§ **Exercise goal**
Omit all images. Write out the rest of the material exactly.

Stored entries:
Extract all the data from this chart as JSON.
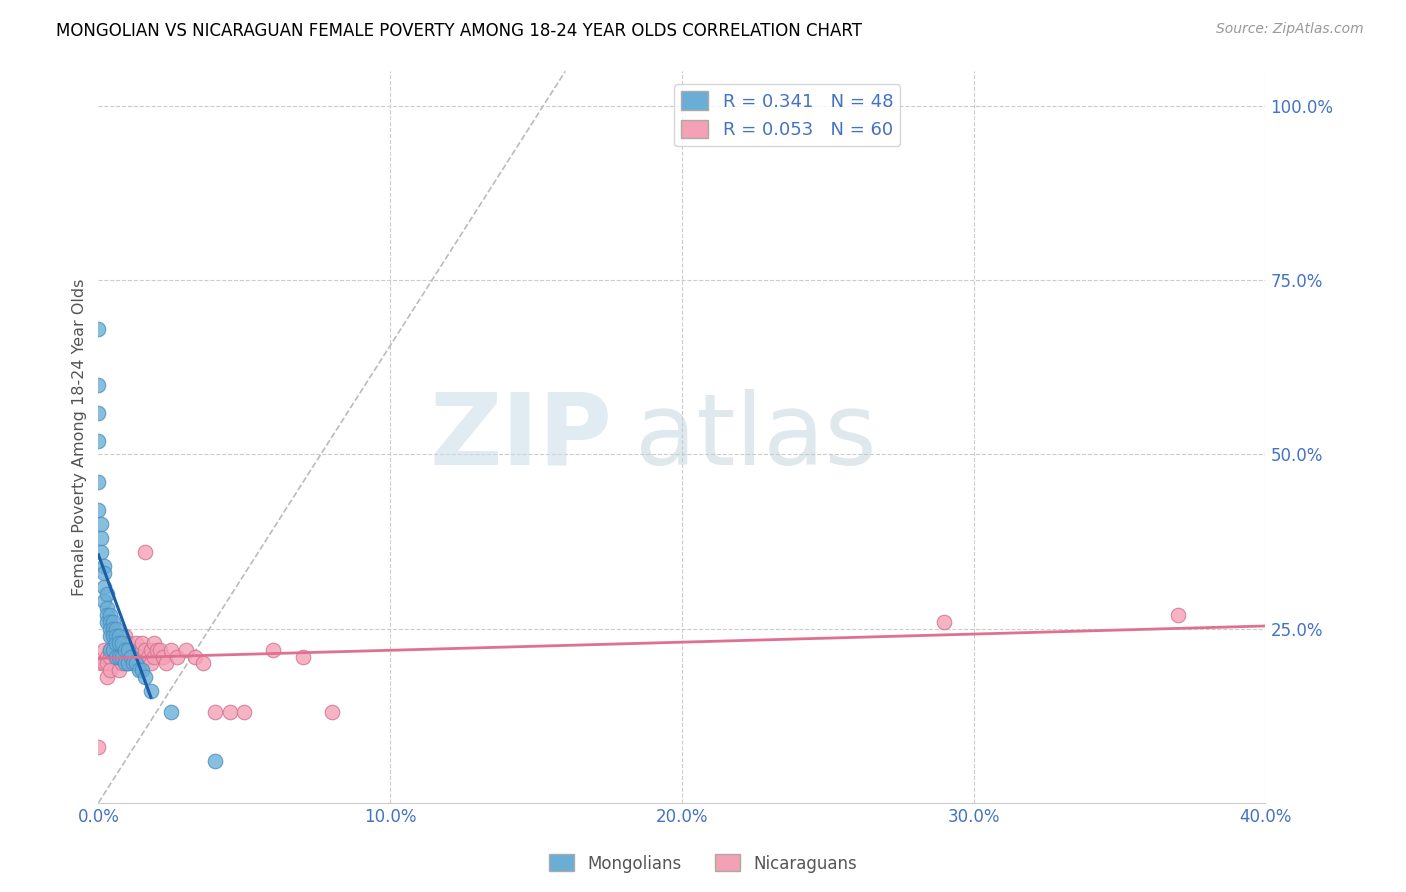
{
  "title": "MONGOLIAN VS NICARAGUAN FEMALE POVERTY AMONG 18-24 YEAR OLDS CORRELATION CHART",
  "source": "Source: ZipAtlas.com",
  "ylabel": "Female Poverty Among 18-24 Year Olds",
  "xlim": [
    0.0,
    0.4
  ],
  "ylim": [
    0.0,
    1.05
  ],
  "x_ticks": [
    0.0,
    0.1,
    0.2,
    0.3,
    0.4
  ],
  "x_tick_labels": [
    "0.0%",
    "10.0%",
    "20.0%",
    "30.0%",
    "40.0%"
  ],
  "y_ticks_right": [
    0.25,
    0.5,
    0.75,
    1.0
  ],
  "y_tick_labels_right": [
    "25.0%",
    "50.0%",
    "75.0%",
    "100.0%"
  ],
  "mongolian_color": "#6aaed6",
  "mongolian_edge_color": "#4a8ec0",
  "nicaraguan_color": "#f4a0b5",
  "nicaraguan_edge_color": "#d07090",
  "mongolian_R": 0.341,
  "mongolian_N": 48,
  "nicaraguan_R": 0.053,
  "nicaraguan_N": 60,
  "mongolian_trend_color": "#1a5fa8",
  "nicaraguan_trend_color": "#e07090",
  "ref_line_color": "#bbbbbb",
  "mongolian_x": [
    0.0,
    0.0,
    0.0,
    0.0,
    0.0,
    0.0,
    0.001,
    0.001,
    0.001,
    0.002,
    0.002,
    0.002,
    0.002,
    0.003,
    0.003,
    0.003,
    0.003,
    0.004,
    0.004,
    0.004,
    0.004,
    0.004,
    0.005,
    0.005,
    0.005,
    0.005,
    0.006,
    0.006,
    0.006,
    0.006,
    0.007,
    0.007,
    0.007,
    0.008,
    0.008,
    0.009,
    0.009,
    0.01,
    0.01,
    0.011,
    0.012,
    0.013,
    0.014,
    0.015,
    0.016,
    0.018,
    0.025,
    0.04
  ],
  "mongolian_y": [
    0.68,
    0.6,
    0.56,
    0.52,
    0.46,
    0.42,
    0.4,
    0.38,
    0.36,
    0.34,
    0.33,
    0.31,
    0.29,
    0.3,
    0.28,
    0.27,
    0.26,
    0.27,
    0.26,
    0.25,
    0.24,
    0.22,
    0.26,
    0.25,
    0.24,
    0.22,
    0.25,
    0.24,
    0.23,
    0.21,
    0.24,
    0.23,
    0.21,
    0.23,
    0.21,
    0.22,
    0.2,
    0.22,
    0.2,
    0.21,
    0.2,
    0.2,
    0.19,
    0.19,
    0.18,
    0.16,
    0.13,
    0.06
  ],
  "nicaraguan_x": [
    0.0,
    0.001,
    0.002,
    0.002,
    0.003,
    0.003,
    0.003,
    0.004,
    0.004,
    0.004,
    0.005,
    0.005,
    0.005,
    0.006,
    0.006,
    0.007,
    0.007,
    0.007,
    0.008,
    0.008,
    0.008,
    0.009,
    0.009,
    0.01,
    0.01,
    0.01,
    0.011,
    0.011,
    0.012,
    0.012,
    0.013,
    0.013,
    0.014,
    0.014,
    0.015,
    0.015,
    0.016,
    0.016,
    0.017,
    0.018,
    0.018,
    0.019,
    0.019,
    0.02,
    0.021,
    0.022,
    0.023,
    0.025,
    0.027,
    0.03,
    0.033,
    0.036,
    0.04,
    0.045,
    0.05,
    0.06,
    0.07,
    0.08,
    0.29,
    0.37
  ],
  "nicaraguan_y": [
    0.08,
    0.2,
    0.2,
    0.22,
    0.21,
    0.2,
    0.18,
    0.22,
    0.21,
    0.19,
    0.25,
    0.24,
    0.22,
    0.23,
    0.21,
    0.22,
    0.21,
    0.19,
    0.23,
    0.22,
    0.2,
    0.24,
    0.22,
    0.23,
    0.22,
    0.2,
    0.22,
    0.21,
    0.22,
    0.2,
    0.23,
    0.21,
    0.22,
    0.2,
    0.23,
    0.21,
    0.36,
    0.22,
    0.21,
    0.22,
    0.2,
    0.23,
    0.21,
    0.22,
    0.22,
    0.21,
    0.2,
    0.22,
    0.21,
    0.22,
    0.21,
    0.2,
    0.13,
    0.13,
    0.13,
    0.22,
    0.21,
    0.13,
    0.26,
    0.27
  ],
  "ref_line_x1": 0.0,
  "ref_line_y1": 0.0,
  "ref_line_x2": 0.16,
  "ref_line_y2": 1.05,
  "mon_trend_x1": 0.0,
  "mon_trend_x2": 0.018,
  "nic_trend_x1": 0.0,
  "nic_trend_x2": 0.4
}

§ **Answer to this task**
Extract all the data from this chart as JSON.
{
  "title": "MONGOLIAN VS NICARAGUAN FEMALE POVERTY AMONG 18-24 YEAR OLDS CORRELATION CHART",
  "source": "Source: ZipAtlas.com",
  "ylabel": "Female Poverty Among 18-24 Year Olds",
  "xlim": [
    0.0,
    0.4
  ],
  "ylim": [
    0.0,
    1.05
  ],
  "x_ticks": [
    0.0,
    0.1,
    0.2,
    0.3,
    0.4
  ],
  "x_tick_labels": [
    "0.0%",
    "10.0%",
    "20.0%",
    "30.0%",
    "40.0%"
  ],
  "y_ticks_right": [
    0.25,
    0.5,
    0.75,
    1.0
  ],
  "y_tick_labels_right": [
    "25.0%",
    "50.0%",
    "75.0%",
    "100.0%"
  ],
  "mongolian_color": "#6aaed6",
  "mongolian_edge_color": "#4a8ec0",
  "nicaraguan_color": "#f4a0b5",
  "nicaraguan_edge_color": "#d07090",
  "mongolian_R": 0.341,
  "mongolian_N": 48,
  "nicaraguan_R": 0.053,
  "nicaraguan_N": 60,
  "mongolian_trend_color": "#1a5fa8",
  "nicaraguan_trend_color": "#e07090",
  "ref_line_color": "#bbbbbb",
  "mongolian_x": [
    0.0,
    0.0,
    0.0,
    0.0,
    0.0,
    0.0,
    0.001,
    0.001,
    0.001,
    0.002,
    0.002,
    0.002,
    0.002,
    0.003,
    0.003,
    0.003,
    0.003,
    0.004,
    0.004,
    0.004,
    0.004,
    0.004,
    0.005,
    0.005,
    0.005,
    0.005,
    0.006,
    0.006,
    0.006,
    0.006,
    0.007,
    0.007,
    0.007,
    0.008,
    0.008,
    0.009,
    0.009,
    0.01,
    0.01,
    0.011,
    0.012,
    0.013,
    0.014,
    0.015,
    0.016,
    0.018,
    0.025,
    0.04
  ],
  "mongolian_y": [
    0.68,
    0.6,
    0.56,
    0.52,
    0.46,
    0.42,
    0.4,
    0.38,
    0.36,
    0.34,
    0.33,
    0.31,
    0.29,
    0.3,
    0.28,
    0.27,
    0.26,
    0.27,
    0.26,
    0.25,
    0.24,
    0.22,
    0.26,
    0.25,
    0.24,
    0.22,
    0.25,
    0.24,
    0.23,
    0.21,
    0.24,
    0.23,
    0.21,
    0.23,
    0.21,
    0.22,
    0.2,
    0.22,
    0.2,
    0.21,
    0.2,
    0.2,
    0.19,
    0.19,
    0.18,
    0.16,
    0.13,
    0.06
  ],
  "nicaraguan_x": [
    0.0,
    0.001,
    0.002,
    0.002,
    0.003,
    0.003,
    0.003,
    0.004,
    0.004,
    0.004,
    0.005,
    0.005,
    0.005,
    0.006,
    0.006,
    0.007,
    0.007,
    0.007,
    0.008,
    0.008,
    0.008,
    0.009,
    0.009,
    0.01,
    0.01,
    0.01,
    0.011,
    0.011,
    0.012,
    0.012,
    0.013,
    0.013,
    0.014,
    0.014,
    0.015,
    0.015,
    0.016,
    0.016,
    0.017,
    0.018,
    0.018,
    0.019,
    0.019,
    0.02,
    0.021,
    0.022,
    0.023,
    0.025,
    0.027,
    0.03,
    0.033,
    0.036,
    0.04,
    0.045,
    0.05,
    0.06,
    0.07,
    0.08,
    0.29,
    0.37
  ],
  "nicaraguan_y": [
    0.08,
    0.2,
    0.2,
    0.22,
    0.21,
    0.2,
    0.18,
    0.22,
    0.21,
    0.19,
    0.25,
    0.24,
    0.22,
    0.23,
    0.21,
    0.22,
    0.21,
    0.19,
    0.23,
    0.22,
    0.2,
    0.24,
    0.22,
    0.23,
    0.22,
    0.2,
    0.22,
    0.21,
    0.22,
    0.2,
    0.23,
    0.21,
    0.22,
    0.2,
    0.23,
    0.21,
    0.36,
    0.22,
    0.21,
    0.22,
    0.2,
    0.23,
    0.21,
    0.22,
    0.22,
    0.21,
    0.2,
    0.22,
    0.21,
    0.22,
    0.21,
    0.2,
    0.13,
    0.13,
    0.13,
    0.22,
    0.21,
    0.13,
    0.26,
    0.27
  ],
  "ref_line_x1": 0.0,
  "ref_line_y1": 0.0,
  "ref_line_x2": 0.16,
  "ref_line_y2": 1.05,
  "mon_trend_x1": 0.0,
  "mon_trend_x2": 0.018,
  "nic_trend_x1": 0.0,
  "nic_trend_x2": 0.4
}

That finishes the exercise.